Data records
= = = = = = =

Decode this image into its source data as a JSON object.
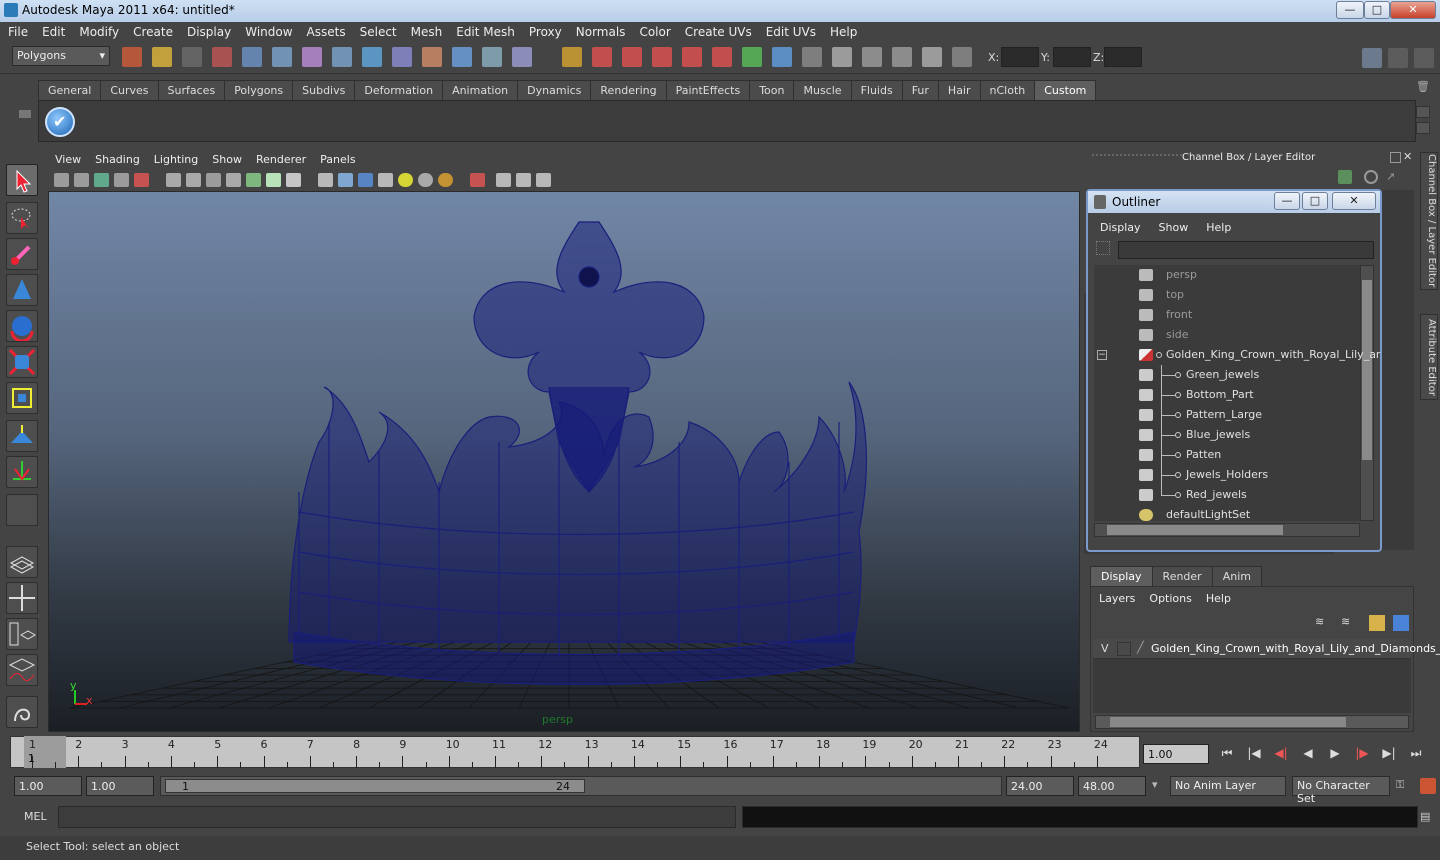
{
  "window": {
    "title": "Autodesk Maya 2011 x64: untitled*",
    "minimize": "—",
    "maximize": "□",
    "close": "✕"
  },
  "menubar": [
    "File",
    "Edit",
    "Modify",
    "Create",
    "Display",
    "Window",
    "Assets",
    "Select",
    "Mesh",
    "Edit Mesh",
    "Proxy",
    "Normals",
    "Color",
    "Create UVs",
    "Edit UVs",
    "Help"
  ],
  "status": {
    "mode": "Polygons",
    "x_label": "X:",
    "y_label": "Y:",
    "z_label": "Z:"
  },
  "shelf": {
    "tabs": [
      "General",
      "Curves",
      "Surfaces",
      "Polygons",
      "Subdivs",
      "Deformation",
      "Animation",
      "Dynamics",
      "Rendering",
      "PaintEffects",
      "Toon",
      "Muscle",
      "Fluids",
      "Fur",
      "Hair",
      "nCloth",
      "Custom"
    ],
    "active": "Custom"
  },
  "viewport": {
    "menus": [
      "View",
      "Shading",
      "Lighting",
      "Show",
      "Renderer",
      "Panels"
    ],
    "camera_label": "persp",
    "axis_x": "x",
    "axis_y": "y"
  },
  "channel_box": {
    "title": "Channel Box / Layer Editor"
  },
  "side_tabs": {
    "channel": "Channel Box / Layer Editor",
    "attribute": "Attribute Editor"
  },
  "outliner": {
    "title": "Outliner",
    "menus": [
      "Display",
      "Show",
      "Help"
    ],
    "items": [
      {
        "label": "persp",
        "dim": true,
        "level": 0,
        "icon": "camera-icon"
      },
      {
        "label": "top",
        "dim": true,
        "level": 0,
        "icon": "camera-icon"
      },
      {
        "label": "front",
        "dim": true,
        "level": 0,
        "icon": "camera-icon"
      },
      {
        "label": "side",
        "dim": true,
        "level": 0,
        "icon": "camera-icon"
      },
      {
        "label": "Golden_King_Crown_with_Royal_Lily_ar",
        "dim": false,
        "level": 0,
        "icon": "group-icon"
      },
      {
        "label": "Green_jewels",
        "dim": false,
        "level": 1,
        "icon": "mesh-icon"
      },
      {
        "label": "Bottom_Part",
        "dim": false,
        "level": 1,
        "icon": "mesh-icon"
      },
      {
        "label": "Pattern_Large",
        "dim": false,
        "level": 1,
        "icon": "mesh-icon"
      },
      {
        "label": "Blue_jewels",
        "dim": false,
        "level": 1,
        "icon": "mesh-icon"
      },
      {
        "label": "Patten",
        "dim": false,
        "level": 1,
        "icon": "mesh-icon"
      },
      {
        "label": "Jewels_Holders",
        "dim": false,
        "level": 1,
        "icon": "mesh-icon"
      },
      {
        "label": "Red_jewels",
        "dim": false,
        "level": 1,
        "icon": "mesh-icon"
      },
      {
        "label": "defaultLightSet",
        "dim": false,
        "level": 0,
        "icon": "light-set-icon"
      }
    ]
  },
  "layer_editor": {
    "tabs": [
      "Display",
      "Render",
      "Anim"
    ],
    "active_tab": "Display",
    "menus": [
      "Layers",
      "Options",
      "Help"
    ],
    "layer_visibility": "V",
    "layer_name": "Golden_King_Crown_with_Royal_Lily_and_Diamonds_"
  },
  "timeline": {
    "ticks": [
      "1",
      "2",
      "3",
      "4",
      "5",
      "6",
      "7",
      "8",
      "9",
      "10",
      "11",
      "12",
      "13",
      "14",
      "15",
      "16",
      "17",
      "18",
      "19",
      "20",
      "21",
      "22",
      "23",
      "24"
    ],
    "current_frame_label": "1",
    "current_time": "1.00"
  },
  "range": {
    "start": "1.00",
    "playback_start": "1.00",
    "slider_start": "1",
    "slider_end": "24",
    "playback_end": "24.00",
    "end": "48.00",
    "anim_layer": "No Anim Layer",
    "character_set": "No Character Set"
  },
  "command": {
    "label": "MEL"
  },
  "help_line": "Select Tool: select an object"
}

= = = = = = =

Leave the pictures out and reproduce each record exactly as written.

Decode this image into its source data as a JSON object.
{
  "window": {
    "title": "Autodesk Maya 2011 x64: untitled*",
    "minimize": "—",
    "maximize": "□",
    "close": "✕"
  },
  "menubar": [
    "File",
    "Edit",
    "Modify",
    "Create",
    "Display",
    "Window",
    "Assets",
    "Select",
    "Mesh",
    "Edit Mesh",
    "Proxy",
    "Normals",
    "Color",
    "Create UVs",
    "Edit UVs",
    "Help"
  ],
  "status": {
    "mode": "Polygons",
    "x_label": "X:",
    "y_label": "Y:",
    "z_label": "Z:"
  },
  "shelf": {
    "tabs": [
      "General",
      "Curves",
      "Surfaces",
      "Polygons",
      "Subdivs",
      "Deformation",
      "Animation",
      "Dynamics",
      "Rendering",
      "PaintEffects",
      "Toon",
      "Muscle",
      "Fluids",
      "Fur",
      "Hair",
      "nCloth",
      "Custom"
    ],
    "active": "Custom"
  },
  "viewport": {
    "menus": [
      "View",
      "Shading",
      "Lighting",
      "Show",
      "Renderer",
      "Panels"
    ],
    "camera_label": "persp",
    "axis_x": "x",
    "axis_y": "y"
  },
  "channel_box": {
    "title": "Channel Box / Layer Editor"
  },
  "side_tabs": {
    "channel": "Channel Box / Layer Editor",
    "attribute": "Attribute Editor"
  },
  "outliner": {
    "title": "Outliner",
    "menus": [
      "Display",
      "Show",
      "Help"
    ],
    "items": [
      {
        "label": "persp",
        "dim": true,
        "level": 0,
        "icon": "camera-icon"
      },
      {
        "label": "top",
        "dim": true,
        "level": 0,
        "icon": "camera-icon"
      },
      {
        "label": "front",
        "dim": true,
        "level": 0,
        "icon": "camera-icon"
      },
      {
        "label": "side",
        "dim": true,
        "level": 0,
        "icon": "camera-icon"
      },
      {
        "label": "Golden_King_Crown_with_Royal_Lily_ar",
        "dim": false,
        "level": 0,
        "icon": "group-icon"
      },
      {
        "label": "Green_jewels",
        "dim": false,
        "level": 1,
        "icon": "mesh-icon"
      },
      {
        "label": "Bottom_Part",
        "dim": false,
        "level": 1,
        "icon": "mesh-icon"
      },
      {
        "label": "Pattern_Large",
        "dim": false,
        "level": 1,
        "icon": "mesh-icon"
      },
      {
        "label": "Blue_jewels",
        "dim": false,
        "level": 1,
        "icon": "mesh-icon"
      },
      {
        "label": "Patten",
        "dim": false,
        "level": 1,
        "icon": "mesh-icon"
      },
      {
        "label": "Jewels_Holders",
        "dim": false,
        "level": 1,
        "icon": "mesh-icon"
      },
      {
        "label": "Red_jewels",
        "dim": false,
        "level": 1,
        "icon": "mesh-icon"
      },
      {
        "label": "defaultLightSet",
        "dim": false,
        "level": 0,
        "icon": "light-set-icon"
      }
    ]
  },
  "layer_editor": {
    "tabs": [
      "Display",
      "Render",
      "Anim"
    ],
    "active_tab": "Display",
    "menus": [
      "Layers",
      "Options",
      "Help"
    ],
    "layer_visibility": "V",
    "layer_name": "Golden_King_Crown_with_Royal_Lily_and_Diamonds_"
  },
  "timeline": {
    "ticks": [
      "1",
      "2",
      "3",
      "4",
      "5",
      "6",
      "7",
      "8",
      "9",
      "10",
      "11",
      "12",
      "13",
      "14",
      "15",
      "16",
      "17",
      "18",
      "19",
      "20",
      "21",
      "22",
      "23",
      "24"
    ],
    "current_frame_label": "1",
    "current_time": "1.00"
  },
  "range": {
    "start": "1.00",
    "playback_start": "1.00",
    "slider_start": "1",
    "slider_end": "24",
    "playback_end": "24.00",
    "end": "48.00",
    "anim_layer": "No Anim Layer",
    "character_set": "No Character Set"
  },
  "command": {
    "label": "MEL"
  },
  "help_line": "Select Tool: select an object"
}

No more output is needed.